Every line that holds the string "place" is to be identified and copied.
===== Given records =====
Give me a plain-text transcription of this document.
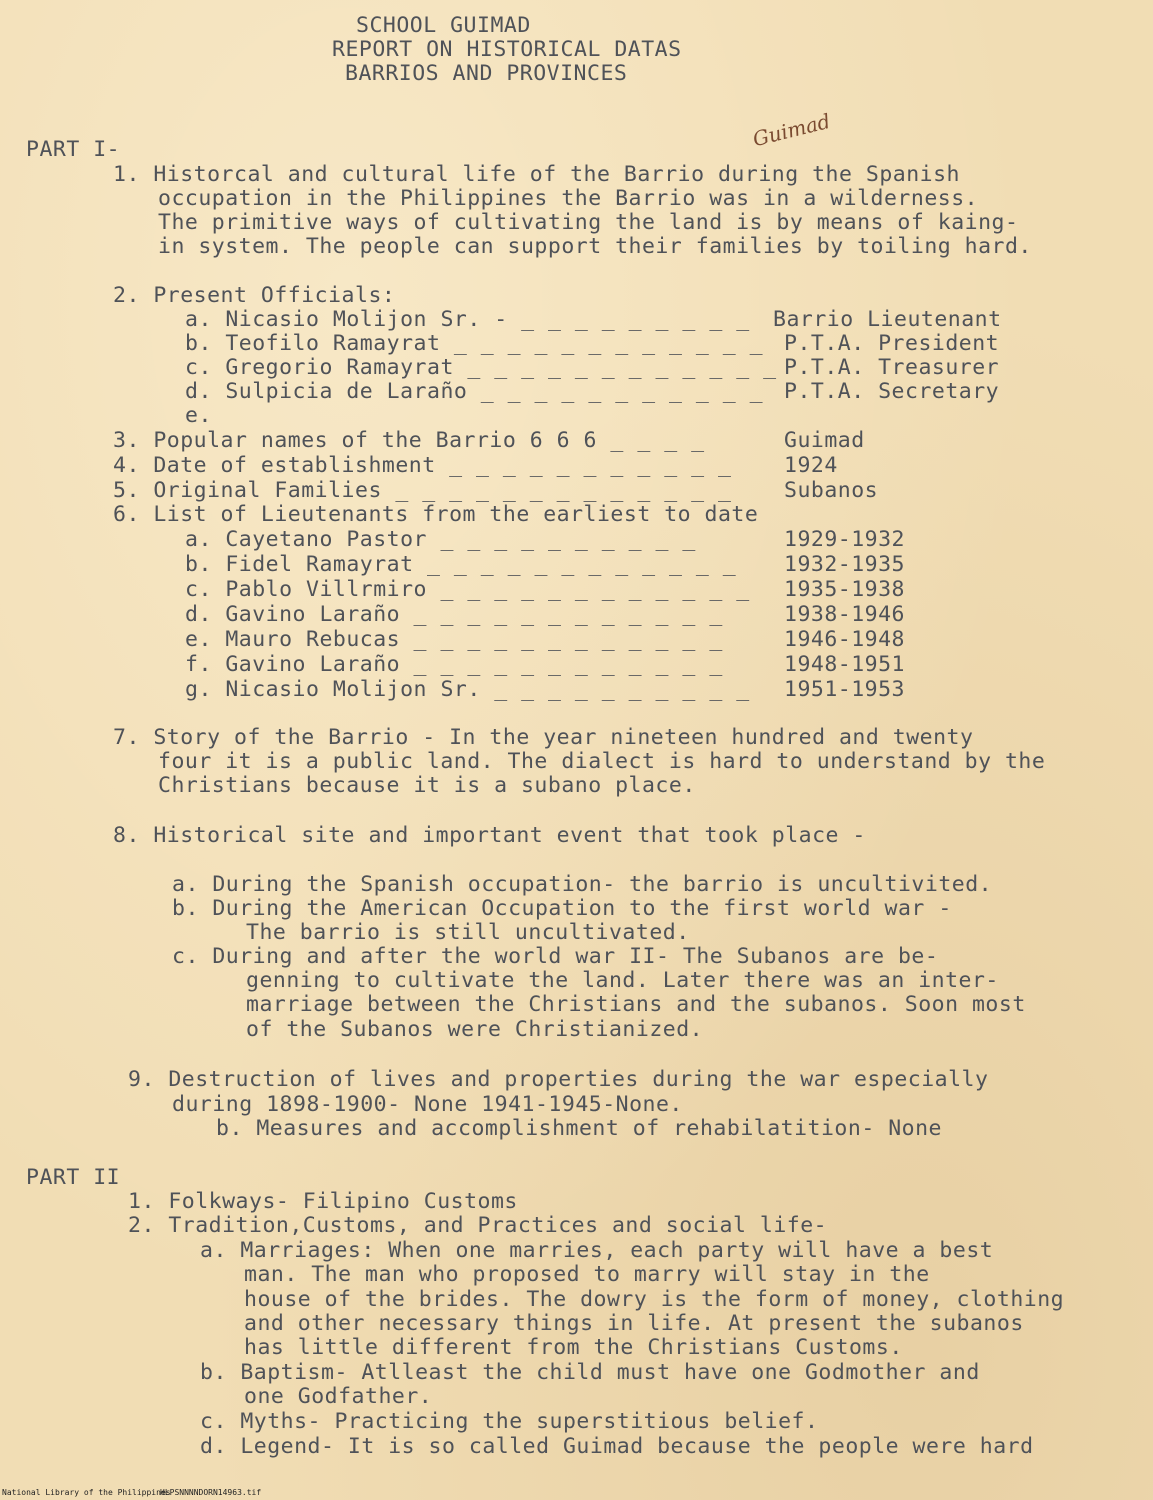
SCHOOL GUIMAD
REPORT ON HISTORICAL DATAS
BARRIOS AND PROVINCES
PART I-	Guimad
1. Historcal and cultural life of the Barrio during the Spanish
occupation in the Philippines the Barrio was in a wilderness.
The primitive ways of cultivating the land is by means of kaing-
in system. The people can support their families by toiling hard.
2. Present Officials:
a. Nicasio Molijon Sr. - _ _ _ _ _ _ _ _ _ Barrio Lieutenant
b. Teofilo Ramayrat _ _ _ _ _ _ _ _ _ _ _ _ P.T.A. President
c. Gregorio Ramayrat _ _ _ _ _ _ _ _ _ _ _ _ P.T.A. Treasurer
d. Sulpicia de Laraño _ _ _ _ _ _ _ _ _ _ _ P.T.A. Secretary
e.
3. Popular names of the Barrio 6 6 6 _ _ _ _	Guimad
4. Date of establishment _ _ _ _ _ _ _ _ _ _ _ 1924
5. Original Families _ _ _ _ _ _ _ _ _ _ _ _ _ Subanos
6. List of Lieutenants from the earliest to date
a. Cayetano Pastor _ _ _ _ _ _ _ _ _ _	1929-1932
b. Fidel Ramayrat _ _ _ _ _ _ _ _ _ _ _ _ 1932-1935
c. Pablo Villrmiro _ _ _ _ _ _ _ _ _ _ _ _ 1935-1938
d. Gavino Laraño _ _ _ _ _ _ _ _ _ _ _ _	1938-1946
e. Mauro Rebucas _ _ _ _ _ _ _ _ _ _ _ _	1946-1948
f. Gavino Laraño _ _ _ _ _ _ _ _ _ _ _ _	1948-1951
g. Nicasio Molijon Sr. _ _ _ _ _ _ _ _ _ _ 1951-1953
7. Story of the Barrio - In the year nineteen hundred and twenty
four it is a public land. The dialect is hard to understand by the
Christians because it is a subano place.
8. Historical site and important event that took place -
a. During the Spanish occupation- the barrio is uncultivited.
b. During the American Occupation to the first world war -
The barrio is still uncultivated.
c. During and after the world war II- The Subanos are be-
genning to cultivate the land. Later there was an inter-
marriage between the Christians and the subanos. Soon most
of the Subanos were Christianized.
9. Destruction of lives and properties during the war especially
during 1898-1900- None 1941-1945-None.
b. Measures and accomplishment of rehabilatition- None
PART II
1. Folkways- Filipino Customs
2. Tradition,Customs, and Practices and social life-
a. Marriages: When one marries, each party will have a best
man. The man who proposed to marry will stay in the
house of the brides. The dowry is the form of money, clothing
and other necessary things in life. At present the subanos
has little different from the Christians Customs.
b. Baptism- Atlleast the child must have one Godmother and
one Godfather.
c. Myths- Practicing the superstitious belief.
d. Legend- It is so called Guimad because the people were hard
National Library of the Philippines
HLPSNNNNDORN14963.tif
=====
Result of this task:
Christians because it is a subano place.
8. Historical site and important event that took place -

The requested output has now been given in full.